## QUÉ SE PIDE
¿Puedes reproducir sin cambios las líneas de las entradas que van desde la que contiene "Circle shape <box>348 405 357 414</box>" hasta la que contiene "Circle shape <box>338 416 362 440</box>", ambas incluidas?

═══ DATOS PARA PROCESAR

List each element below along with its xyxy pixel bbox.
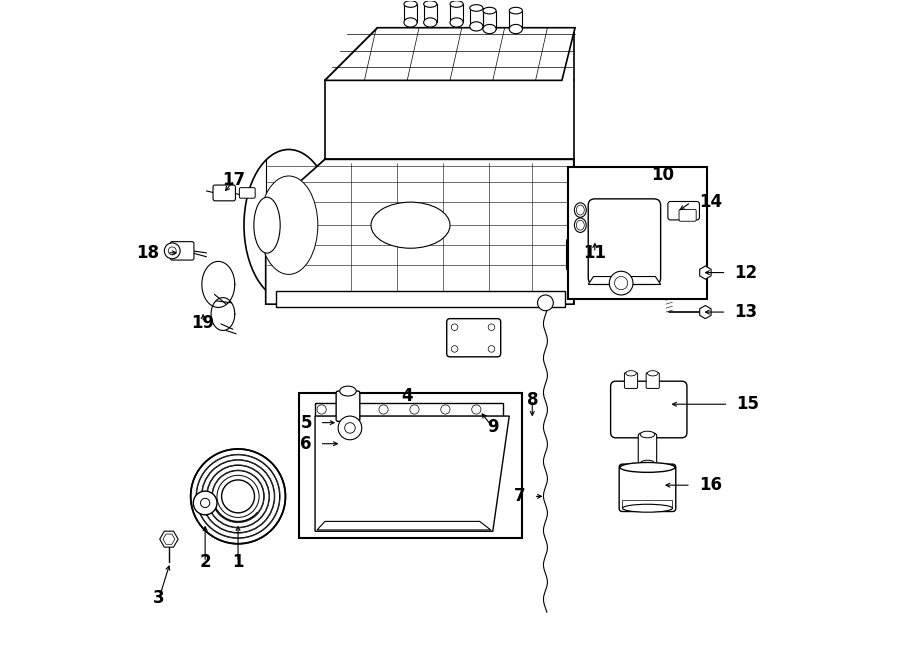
Circle shape <box>348 405 357 414</box>
FancyBboxPatch shape <box>275 291 565 307</box>
Text: 9: 9 <box>487 418 499 436</box>
Circle shape <box>488 324 495 330</box>
Text: 13: 13 <box>734 303 758 321</box>
FancyBboxPatch shape <box>625 373 637 389</box>
Ellipse shape <box>574 218 586 233</box>
Text: 15: 15 <box>736 395 760 413</box>
Text: 3: 3 <box>153 590 165 607</box>
Polygon shape <box>266 159 573 304</box>
Polygon shape <box>315 416 509 531</box>
Circle shape <box>338 416 362 440</box>
Circle shape <box>451 324 458 330</box>
Ellipse shape <box>259 176 318 274</box>
Text: 1: 1 <box>232 553 244 571</box>
Ellipse shape <box>483 7 496 14</box>
Text: 2: 2 <box>199 553 211 571</box>
Circle shape <box>537 295 554 311</box>
Circle shape <box>410 405 419 414</box>
Polygon shape <box>317 522 490 530</box>
FancyBboxPatch shape <box>589 199 661 284</box>
Ellipse shape <box>404 1 417 7</box>
Ellipse shape <box>387 294 400 303</box>
Ellipse shape <box>450 18 464 27</box>
Ellipse shape <box>483 24 496 34</box>
Circle shape <box>441 405 450 414</box>
Polygon shape <box>699 266 711 279</box>
Text: 12: 12 <box>734 264 758 282</box>
FancyBboxPatch shape <box>336 391 360 421</box>
Text: 17: 17 <box>222 171 246 190</box>
Ellipse shape <box>424 18 436 27</box>
Ellipse shape <box>626 371 636 376</box>
Ellipse shape <box>623 504 672 512</box>
Bar <box>623 500 672 508</box>
Ellipse shape <box>371 202 450 249</box>
Ellipse shape <box>450 1 464 7</box>
Circle shape <box>345 422 356 433</box>
Circle shape <box>451 346 458 352</box>
FancyBboxPatch shape <box>446 319 500 357</box>
Ellipse shape <box>424 1 436 7</box>
Circle shape <box>165 243 180 258</box>
Text: 14: 14 <box>698 193 722 211</box>
Polygon shape <box>159 531 178 547</box>
Ellipse shape <box>339 386 356 396</box>
Circle shape <box>317 405 327 414</box>
FancyBboxPatch shape <box>680 210 697 221</box>
Text: 6: 6 <box>301 435 311 453</box>
Text: 4: 4 <box>401 387 413 405</box>
Circle shape <box>221 480 255 513</box>
FancyBboxPatch shape <box>619 464 676 512</box>
Polygon shape <box>589 276 661 284</box>
Circle shape <box>609 271 633 295</box>
Text: 5: 5 <box>301 414 311 432</box>
Text: 19: 19 <box>192 313 215 332</box>
Circle shape <box>488 346 495 352</box>
Text: 11: 11 <box>583 244 607 262</box>
FancyBboxPatch shape <box>610 381 687 438</box>
Text: 8: 8 <box>526 391 538 408</box>
Text: 10: 10 <box>651 166 674 184</box>
Text: 18: 18 <box>136 244 159 262</box>
Circle shape <box>194 491 217 515</box>
FancyBboxPatch shape <box>638 433 657 466</box>
Ellipse shape <box>509 24 522 34</box>
Ellipse shape <box>640 460 654 467</box>
Ellipse shape <box>434 294 447 303</box>
FancyBboxPatch shape <box>668 202 699 220</box>
Bar <box>299 393 522 538</box>
Bar <box>569 167 706 299</box>
FancyBboxPatch shape <box>566 239 590 271</box>
Ellipse shape <box>640 431 654 438</box>
Ellipse shape <box>292 294 305 303</box>
Circle shape <box>191 449 285 544</box>
Circle shape <box>379 405 388 414</box>
Ellipse shape <box>339 294 353 303</box>
Polygon shape <box>325 28 575 81</box>
Ellipse shape <box>529 294 542 303</box>
Polygon shape <box>699 305 711 319</box>
FancyBboxPatch shape <box>646 373 660 389</box>
FancyBboxPatch shape <box>213 185 236 201</box>
Ellipse shape <box>509 7 522 14</box>
Ellipse shape <box>647 371 658 376</box>
Ellipse shape <box>404 18 417 27</box>
Ellipse shape <box>470 22 483 31</box>
Text: 16: 16 <box>698 476 722 494</box>
Ellipse shape <box>482 294 495 303</box>
Circle shape <box>201 498 210 508</box>
Ellipse shape <box>244 149 334 301</box>
Ellipse shape <box>470 5 483 11</box>
Text: 7: 7 <box>514 487 526 506</box>
Ellipse shape <box>620 463 675 473</box>
Ellipse shape <box>574 203 586 217</box>
FancyBboxPatch shape <box>239 188 256 198</box>
FancyBboxPatch shape <box>170 242 194 260</box>
Ellipse shape <box>532 169 591 294</box>
Circle shape <box>472 405 481 414</box>
Polygon shape <box>315 403 503 416</box>
Ellipse shape <box>254 197 280 253</box>
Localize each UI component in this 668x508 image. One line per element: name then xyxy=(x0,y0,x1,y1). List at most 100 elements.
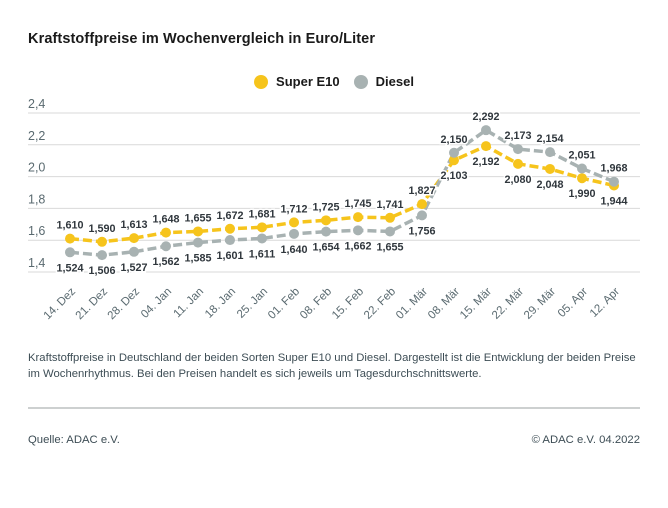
data-point-diesel xyxy=(481,125,491,136)
x-axis-tick-label: 08. Mär xyxy=(426,286,462,322)
y-axis-tick-label: 2,0 xyxy=(28,161,45,175)
data-label: 2,103 xyxy=(440,170,467,182)
data-point-diesel xyxy=(161,241,171,252)
data-point-diesel xyxy=(129,246,139,257)
data-label: 1,527 xyxy=(120,262,147,274)
data-point-super-e10 xyxy=(289,217,299,228)
y-axis-tick-label: 2,4 xyxy=(28,97,45,111)
data-label: 1,944 xyxy=(600,196,627,208)
y-axis-tick-label: 1,4 xyxy=(28,256,45,270)
legend-dot-super-e10-icon xyxy=(254,74,269,89)
data-point-super-e10 xyxy=(513,158,523,169)
chart-description: Kraftstoffpreise in Deutschland der beid… xyxy=(28,352,636,380)
x-axis-tick-label: 28. Dez xyxy=(106,285,143,322)
x-axis-tick-label: 15. Feb xyxy=(330,286,366,322)
y-axis-tick-label: 1,8 xyxy=(28,192,45,206)
data-label: 2,051 xyxy=(568,149,595,161)
data-point-super-e10 xyxy=(161,227,171,238)
data-label: 1,712 xyxy=(280,203,307,215)
x-axis-tick-label: 08. Feb xyxy=(298,286,334,322)
data-point-super-e10 xyxy=(257,222,267,233)
data-label: 1,745 xyxy=(344,198,371,210)
data-label: 1,654 xyxy=(312,242,339,254)
data-label: 2,192 xyxy=(472,156,499,168)
data-point-super-e10 xyxy=(65,233,75,244)
data-label: 1,585 xyxy=(184,253,211,265)
x-axis-tick-label: 22. Feb xyxy=(362,286,398,322)
x-axis-tick-label: 01. Feb xyxy=(266,286,302,322)
series-line-diesel xyxy=(69,128,615,257)
data-point-super-e10 xyxy=(353,212,363,223)
data-point-diesel xyxy=(321,226,331,237)
data-label: 2,048 xyxy=(536,179,563,191)
data-label: 2,173 xyxy=(504,130,531,142)
data-label: 1,506 xyxy=(88,265,115,277)
data-point-diesel xyxy=(545,147,555,158)
data-point-diesel xyxy=(577,163,587,174)
data-label: 1,741 xyxy=(376,199,403,211)
data-label: 1,590 xyxy=(88,223,115,235)
x-axis-tick-label: 04. Jan xyxy=(139,286,174,321)
y-axis-tick-label: 1,6 xyxy=(28,224,45,238)
x-axis-tick-label: 21. Dez xyxy=(74,285,111,322)
x-axis-tick-label: 14. Dez xyxy=(42,285,79,322)
data-label: 2,292 xyxy=(472,111,499,123)
data-point-diesel xyxy=(289,228,299,239)
data-label: 1,648 xyxy=(152,214,179,226)
legend-dot-diesel-icon xyxy=(353,74,368,89)
data-point-super-e10 xyxy=(385,212,395,223)
legend-label-super-e10: Super E10 xyxy=(276,74,340,89)
data-point-diesel xyxy=(65,247,75,258)
data-label: 1,562 xyxy=(152,256,179,268)
data-label: 1,672 xyxy=(216,210,243,222)
data-point-super-e10 xyxy=(577,173,587,184)
data-point-super-e10 xyxy=(545,163,555,174)
data-point-diesel xyxy=(225,235,235,246)
data-point-diesel xyxy=(353,225,363,236)
data-point-diesel xyxy=(97,250,107,261)
data-label: 1,640 xyxy=(280,244,307,256)
data-point-diesel xyxy=(193,237,203,248)
data-label: 1,968 xyxy=(600,163,627,175)
data-point-super-e10 xyxy=(321,215,331,226)
legend-item-diesel: Diesel xyxy=(353,74,414,89)
data-point-super-e10 xyxy=(225,223,235,234)
data-point-diesel xyxy=(513,144,523,155)
x-axis-tick-label: 15. Mär xyxy=(458,286,494,322)
data-point-super-e10 xyxy=(129,233,139,244)
legend: Super E10 Diesel xyxy=(0,74,668,89)
data-point-super-e10 xyxy=(97,236,107,247)
data-label: 1,725 xyxy=(312,201,339,213)
data-label: 1,756 xyxy=(408,225,435,237)
series-line-super-e10 xyxy=(69,144,615,244)
data-label: 2,080 xyxy=(504,174,531,186)
data-label: 1,827 xyxy=(408,185,435,197)
chart-title: Kraftstoffpreise im Wochenvergleich in E… xyxy=(28,31,376,47)
data-point-super-e10 xyxy=(193,226,203,237)
data-label: 1,524 xyxy=(56,262,83,274)
x-axis-tick-label: 22. Mär xyxy=(490,286,526,322)
x-axis-tick-label: 25. Jan xyxy=(235,286,270,321)
data-label: 1,990 xyxy=(568,188,595,200)
data-point-diesel xyxy=(385,226,395,237)
legend-item-super-e10: Super E10 xyxy=(254,74,340,89)
data-label: 1,610 xyxy=(56,220,83,232)
data-point-diesel xyxy=(609,176,619,187)
y-axis-tick-label: 2,2 xyxy=(28,129,45,143)
x-axis-tick-label: 01. Mär xyxy=(394,286,430,322)
data-point-super-e10 xyxy=(417,199,427,210)
data-point-super-e10 xyxy=(481,141,491,152)
data-label: 2,154 xyxy=(536,133,563,145)
x-axis-tick-label: 05. Apr xyxy=(556,286,590,320)
x-axis-tick-label: 11. Jan xyxy=(172,286,207,321)
data-point-diesel xyxy=(449,147,459,158)
data-point-diesel xyxy=(417,210,427,221)
data-label: 1,601 xyxy=(216,250,243,262)
data-label: 1,662 xyxy=(344,240,371,252)
data-label: 1,611 xyxy=(249,248,275,260)
legend-label-diesel: Diesel xyxy=(375,74,414,89)
data-label: 1,613 xyxy=(120,219,147,231)
x-axis-tick-label: 12. Apr xyxy=(588,286,622,320)
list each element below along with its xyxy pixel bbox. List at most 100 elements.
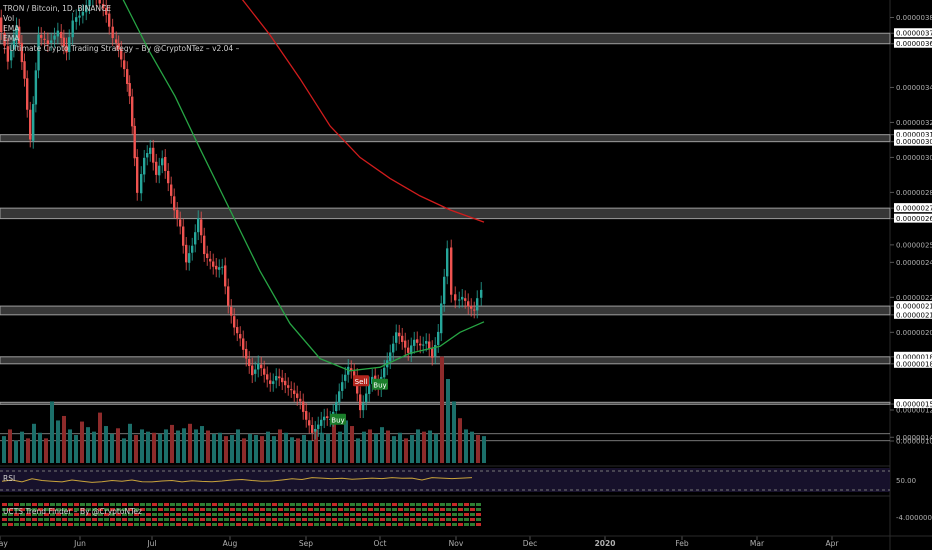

══════

## RESPUESTA AL EJERCICIO
Circle shape <box>348 405 357 414</box>
FancyBboxPatch shape <box>275 291 565 307</box>
Text: 9: 9 <box>487 418 499 436</box>
Circle shape <box>488 324 495 330</box>
Text: 13: 13 <box>734 303 758 321</box>
FancyBboxPatch shape <box>625 373 637 389</box>
Ellipse shape <box>574 218 586 233</box>
Text: 15: 15 <box>736 395 760 413</box>
Text: 3: 3 <box>153 590 165 607</box>
Polygon shape <box>266 159 573 304</box>
Polygon shape <box>315 416 509 531</box>
Circle shape <box>338 416 362 440</box>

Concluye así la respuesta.